======== RECORDED INFORMATION

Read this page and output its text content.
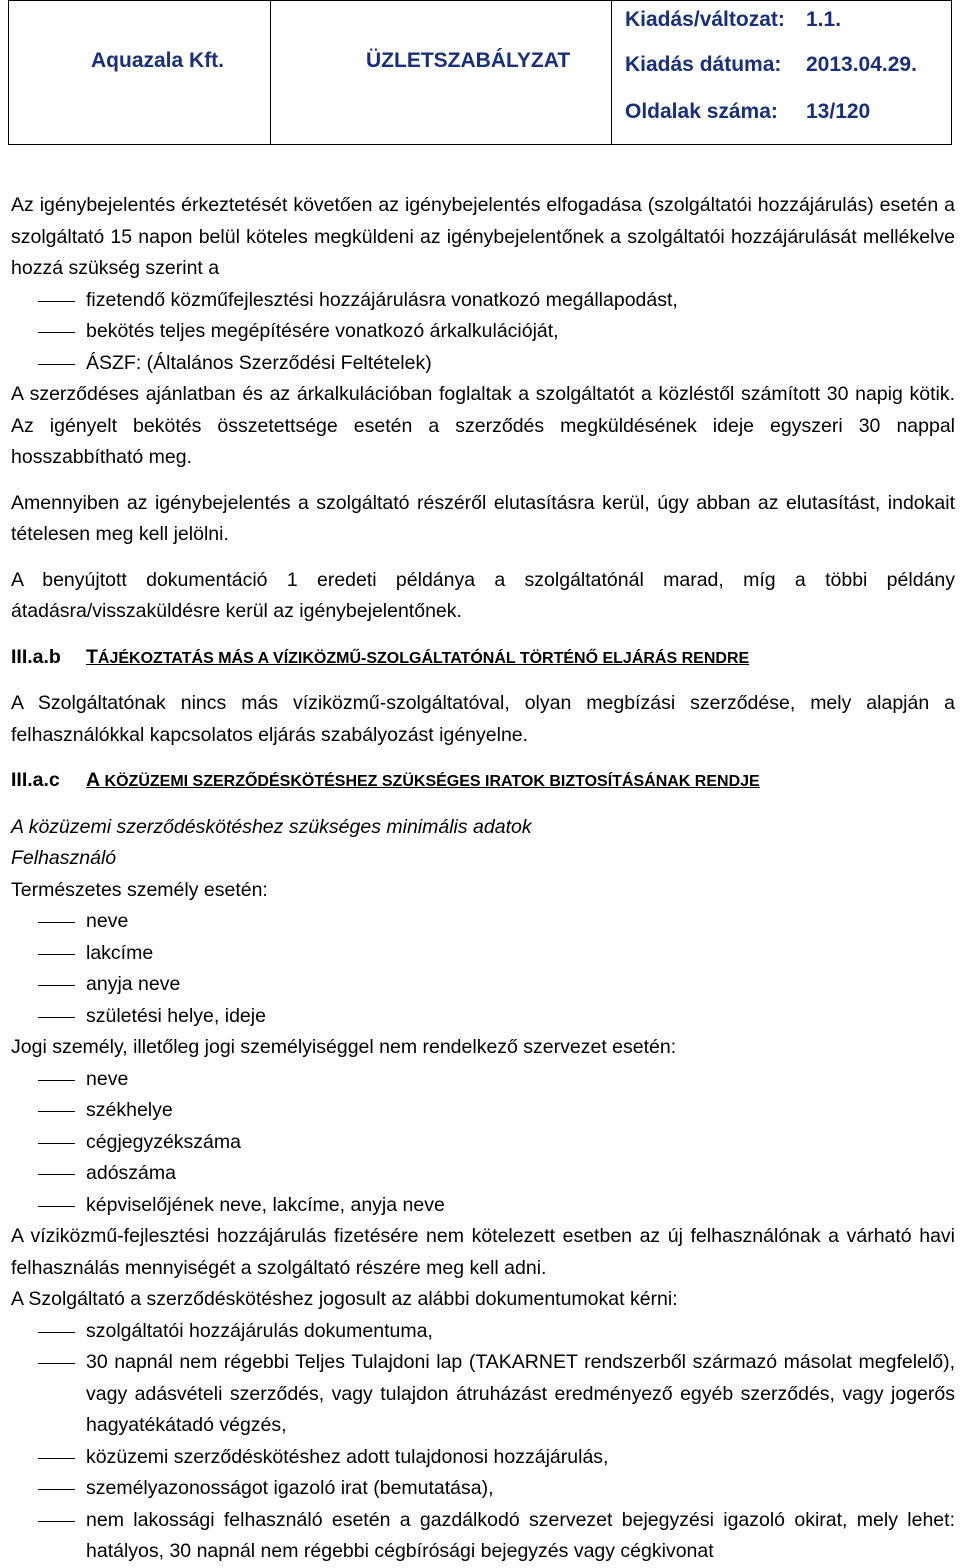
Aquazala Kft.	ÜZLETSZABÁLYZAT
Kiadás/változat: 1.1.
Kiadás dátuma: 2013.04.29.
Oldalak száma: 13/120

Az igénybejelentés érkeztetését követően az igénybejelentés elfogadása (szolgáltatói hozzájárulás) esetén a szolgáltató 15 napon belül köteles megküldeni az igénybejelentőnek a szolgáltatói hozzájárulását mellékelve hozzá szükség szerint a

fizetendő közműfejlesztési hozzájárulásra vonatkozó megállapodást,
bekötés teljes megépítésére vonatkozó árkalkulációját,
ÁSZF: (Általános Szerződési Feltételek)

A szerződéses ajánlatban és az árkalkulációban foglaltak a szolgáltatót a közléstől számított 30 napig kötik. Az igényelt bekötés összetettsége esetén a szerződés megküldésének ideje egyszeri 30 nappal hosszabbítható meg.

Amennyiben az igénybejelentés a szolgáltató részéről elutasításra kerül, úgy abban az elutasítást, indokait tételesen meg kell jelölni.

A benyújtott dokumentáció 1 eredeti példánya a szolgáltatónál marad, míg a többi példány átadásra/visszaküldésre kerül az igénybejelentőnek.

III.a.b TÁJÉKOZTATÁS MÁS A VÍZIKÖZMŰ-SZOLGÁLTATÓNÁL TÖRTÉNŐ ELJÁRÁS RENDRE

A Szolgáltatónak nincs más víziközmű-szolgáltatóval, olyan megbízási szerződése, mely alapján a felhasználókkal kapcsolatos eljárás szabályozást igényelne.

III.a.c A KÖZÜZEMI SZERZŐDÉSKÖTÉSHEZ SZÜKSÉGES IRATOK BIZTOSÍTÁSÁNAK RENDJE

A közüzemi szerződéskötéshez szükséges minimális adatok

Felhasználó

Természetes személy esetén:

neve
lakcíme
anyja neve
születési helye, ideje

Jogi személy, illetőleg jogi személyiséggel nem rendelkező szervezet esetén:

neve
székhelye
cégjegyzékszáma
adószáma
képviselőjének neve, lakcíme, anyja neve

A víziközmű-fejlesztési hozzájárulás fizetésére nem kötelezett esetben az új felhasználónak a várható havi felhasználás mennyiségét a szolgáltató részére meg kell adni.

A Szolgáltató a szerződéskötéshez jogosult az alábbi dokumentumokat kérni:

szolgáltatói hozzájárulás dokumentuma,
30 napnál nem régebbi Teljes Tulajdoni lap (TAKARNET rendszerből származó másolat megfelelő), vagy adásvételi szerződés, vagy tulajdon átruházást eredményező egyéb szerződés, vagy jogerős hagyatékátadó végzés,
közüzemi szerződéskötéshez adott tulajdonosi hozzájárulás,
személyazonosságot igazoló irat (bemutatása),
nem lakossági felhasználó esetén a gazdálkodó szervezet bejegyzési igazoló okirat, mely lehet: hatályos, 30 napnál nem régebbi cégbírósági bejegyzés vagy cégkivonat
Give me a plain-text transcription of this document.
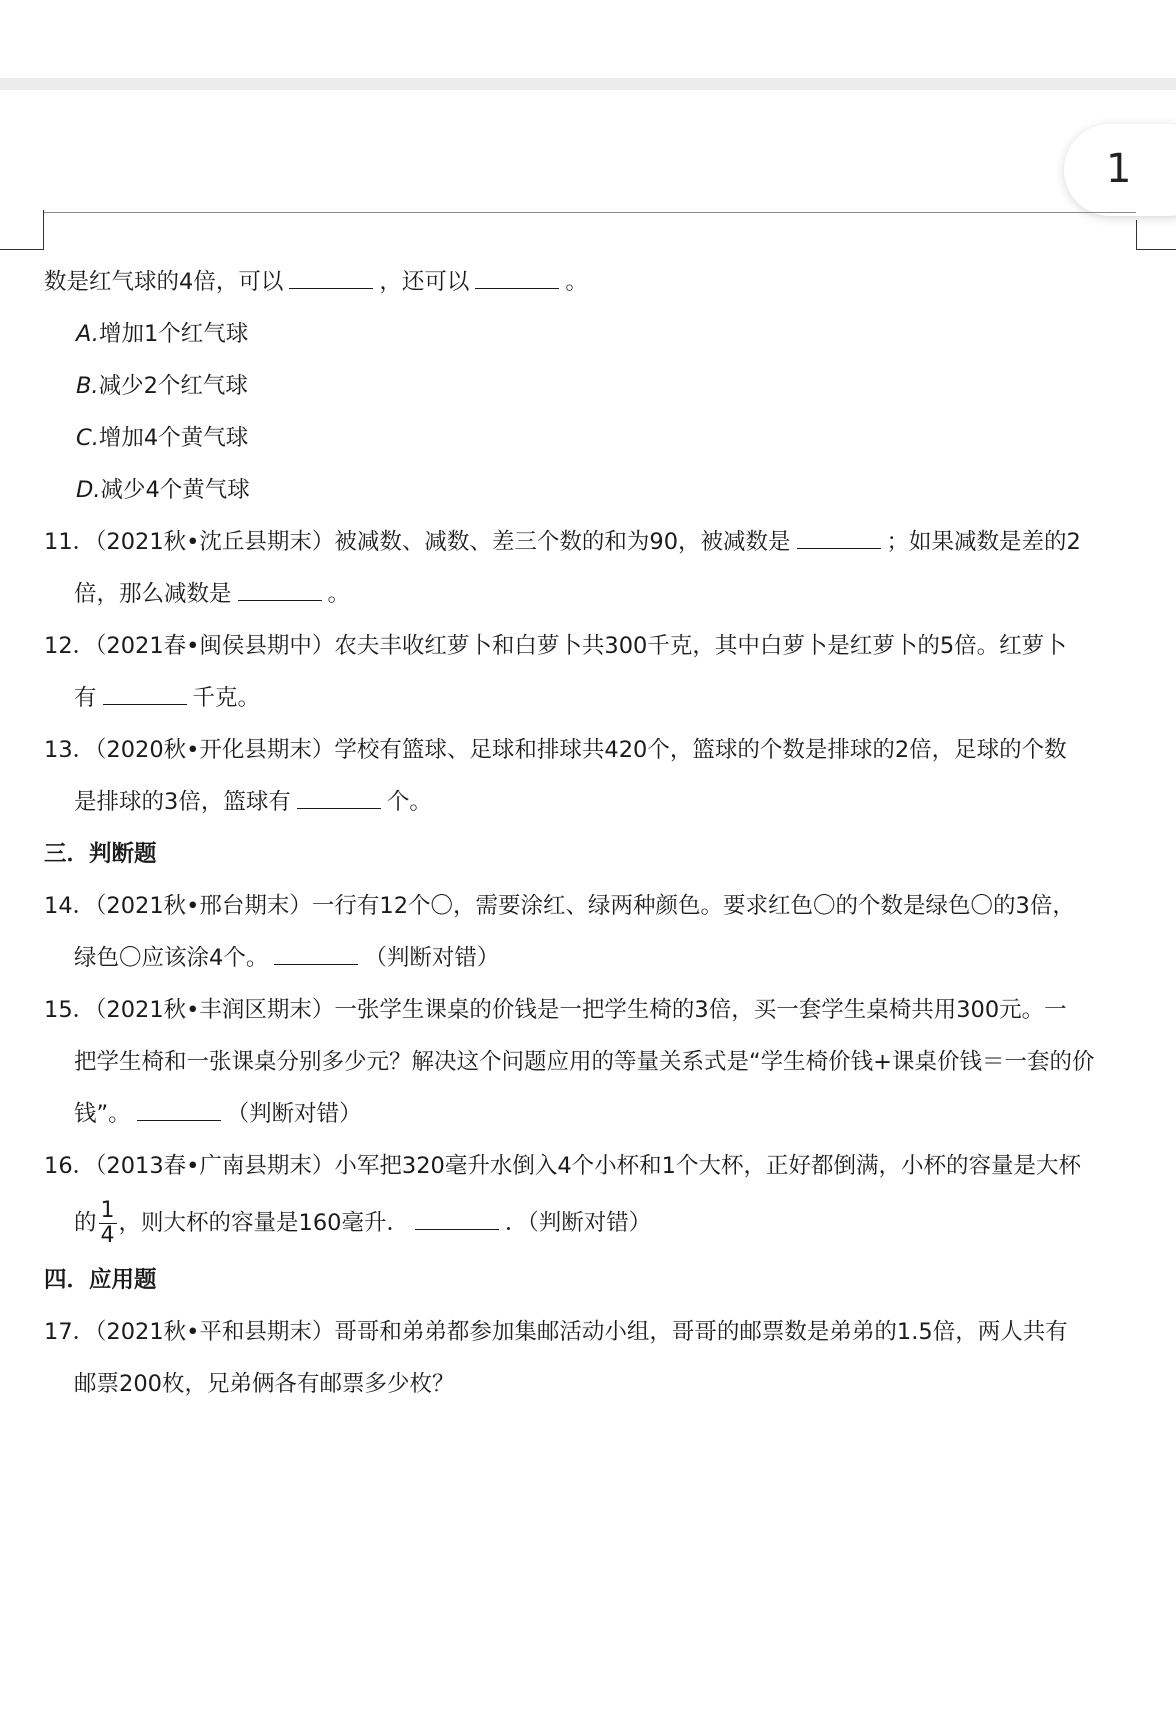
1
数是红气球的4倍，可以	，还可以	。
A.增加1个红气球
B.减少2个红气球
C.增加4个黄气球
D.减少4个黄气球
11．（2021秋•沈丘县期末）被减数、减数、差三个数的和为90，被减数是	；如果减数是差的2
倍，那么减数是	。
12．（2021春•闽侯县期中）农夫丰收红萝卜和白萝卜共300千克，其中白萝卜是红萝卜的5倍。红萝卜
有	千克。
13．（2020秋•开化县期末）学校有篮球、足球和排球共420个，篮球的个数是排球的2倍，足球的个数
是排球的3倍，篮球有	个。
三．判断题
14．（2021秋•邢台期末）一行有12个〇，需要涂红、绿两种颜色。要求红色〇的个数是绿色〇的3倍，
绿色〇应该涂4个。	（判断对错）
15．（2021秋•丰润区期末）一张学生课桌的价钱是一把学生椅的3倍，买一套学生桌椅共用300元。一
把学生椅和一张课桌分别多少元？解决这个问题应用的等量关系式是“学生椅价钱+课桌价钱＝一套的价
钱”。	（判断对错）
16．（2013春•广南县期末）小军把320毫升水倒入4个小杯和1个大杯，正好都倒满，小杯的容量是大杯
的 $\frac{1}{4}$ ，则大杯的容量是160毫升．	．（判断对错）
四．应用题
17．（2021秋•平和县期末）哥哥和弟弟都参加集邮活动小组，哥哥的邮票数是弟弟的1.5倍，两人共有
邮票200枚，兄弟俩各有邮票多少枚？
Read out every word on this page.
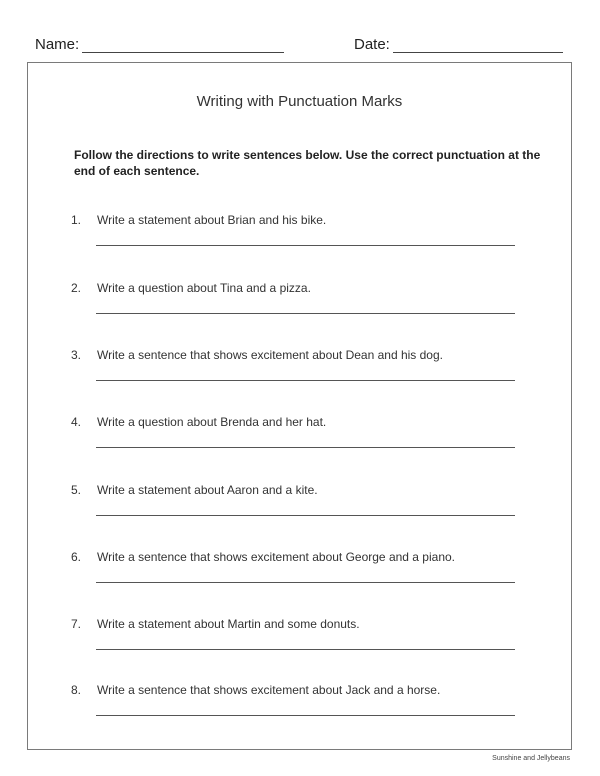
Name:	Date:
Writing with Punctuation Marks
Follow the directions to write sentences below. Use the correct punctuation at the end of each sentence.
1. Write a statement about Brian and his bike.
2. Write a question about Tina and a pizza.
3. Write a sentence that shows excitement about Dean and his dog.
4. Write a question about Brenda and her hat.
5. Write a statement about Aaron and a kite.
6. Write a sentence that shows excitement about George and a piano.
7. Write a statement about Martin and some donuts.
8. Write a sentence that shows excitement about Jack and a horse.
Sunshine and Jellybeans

================

TASK STATEMENT:
Write out the entries above verbatim; the pictures do not belong in your copy.

SOLUTION FOR THIS TASK:
Read this page and output its text content.
Aquazala Kft.	ÜZLETSZABÁLYZAT
Kiadás/változat: 1.1.
Kiadás dátuma: 2013.04.29.
Oldalak száma: 13/120

Az igénybejelentés érkeztetését követően az igénybejelentés elfogadása (szolgáltatói hozzájárulás) esetén a szolgáltató 15 napon belül köteles megküldeni az igénybejelentőnek a szolgáltatói hozzájárulását mellékelve hozzá szükség szerint a

fizetendő közműfejlesztési hozzájárulásra vonatkozó megállapodást,
bekötés teljes megépítésére vonatkozó árkalkulációját,
ÁSZF: (Általános Szerződési Feltételek)

A szerződéses ajánlatban és az árkalkulációban foglaltak a szolgáltatót a közléstől számított 30 napig kötik. Az igényelt bekötés összetettsége esetén a szerződés megküldésének ideje egyszeri 30 nappal hosszabbítható meg.

Amennyiben az igénybejelentés a szolgáltató részéről elutasításra kerül, úgy abban az elutasítást, indokait tételesen meg kell jelölni.

A benyújtott dokumentáció 1 eredeti példánya a szolgáltatónál marad, míg a többi példány átadásra/visszaküldésre kerül az igénybejelentőnek.

III.a.b TÁJÉKOZTATÁS MÁS A VÍZIKÖZMŰ-SZOLGÁLTATÓNÁL TÖRTÉNŐ ELJÁRÁS RENDRE

A Szolgáltatónak nincs más víziközmű-szolgáltatóval, olyan megbízási szerződése, mely alapján a felhasználókkal kapcsolatos eljárás szabályozást igényelne.

III.a.c A KÖZÜZEMI SZERZŐDÉSKÖTÉSHEZ SZÜKSÉGES IRATOK BIZTOSÍTÁSÁNAK RENDJE

A közüzemi szerződéskötéshez szükséges minimális adatok

Felhasználó

Természetes személy esetén:

neve
lakcíme
anyja neve
születési helye, ideje

Jogi személy, illetőleg jogi személyiséggel nem rendelkező szervezet esetén:

neve
székhelye
cégjegyzékszáma
adószáma
képviselőjének neve, lakcíme, anyja neve

A víziközmű-fejlesztési hozzájárulás fizetésére nem kötelezett esetben az új felhasználónak a várható havi felhasználás mennyiségét a szolgáltató részére meg kell adni.

A Szolgáltató a szerződéskötéshez jogosult az alábbi dokumentumokat kérni:

szolgáltatói hozzájárulás dokumentuma,
30 napnál nem régebbi Teljes Tulajdoni lap (TAKARNET rendszerből származó másolat megfelelő), vagy adásvételi szerződés, vagy tulajdon átruházást eredményező egyéb szerződés, vagy jogerős hagyatékátadó végzés,
közüzemi szerződéskötéshez adott tulajdonosi hozzájárulás,
személyazonosságot igazoló irat (bemutatása),
nem lakossági felhasználó esetén a gazdálkodó szervezet bejegyzési igazoló okirat, mely lehet: hatályos, 30 napnál nem régebbi cégbírósági bejegyzés vagy cégkivonat
Give me a plain-text transcription of this document.
1
数是红气球的4倍，可以	，还可以	。
A.增加1个红气球
B.减少2个红气球
C.增加4个黄气球
D.减少4个黄气球
11．（2021秋•沈丘县期末）被减数、减数、差三个数的和为90，被减数是	；如果减数是差的2
倍，那么减数是	。
12．（2021春•闽侯县期中）农夫丰收红萝卜和白萝卜共300千克，其中白萝卜是红萝卜的5倍。红萝卜
有	千克。
13．（2020秋•开化县期末）学校有篮球、足球和排球共420个，篮球的个数是排球的2倍，足球的个数
是排球的3倍，篮球有	个。
三．判断题
14．（2021秋•邢台期末）一行有12个〇，需要涂红、绿两种颜色。要求红色〇的个数是绿色〇的3倍，
绿色〇应该涂4个。	（判断对错）
15．（2021秋•丰润区期末）一张学生课桌的价钱是一把学生椅的3倍，买一套学生桌椅共用300元。一
把学生椅和一张课桌分别多少元？解决这个问题应用的等量关系式是“学生椅价钱+课桌价钱＝一套的价
钱”。	（判断对错）
16．（2013春•广南县期末）小军把320毫升水倒入4个小杯和1个大杯，正好都倒满，小杯的容量是大杯
的 $\frac{1}{4}$ ，则大杯的容量是160毫升．	．（判断对错）
四．应用题
17．（2021秋•平和县期末）哥哥和弟弟都参加集邮活动小组，哥哥的邮票数是弟弟的1.5倍，两人共有
邮票200枚，兄弟俩各有邮票多少枚？
Read out every word on this page.
Name:	Date:
Writing with Punctuation Marks
Follow the directions to write sentences below. Use the correct punctuation at the end of each sentence.
1. Write a statement about Brian and his bike.
2. Write a question about Tina and a pizza.
3. Write a sentence that shows excitement about Dean and his dog.
4. Write a question about Brenda and her hat.
5. Write a statement about Aaron and a kite.
6. Write a sentence that shows excitement about George and a piano.
7. Write a statement about Martin and some donuts.
8. Write a sentence that shows excitement about Jack and a horse.
Sunshine and Jellybeans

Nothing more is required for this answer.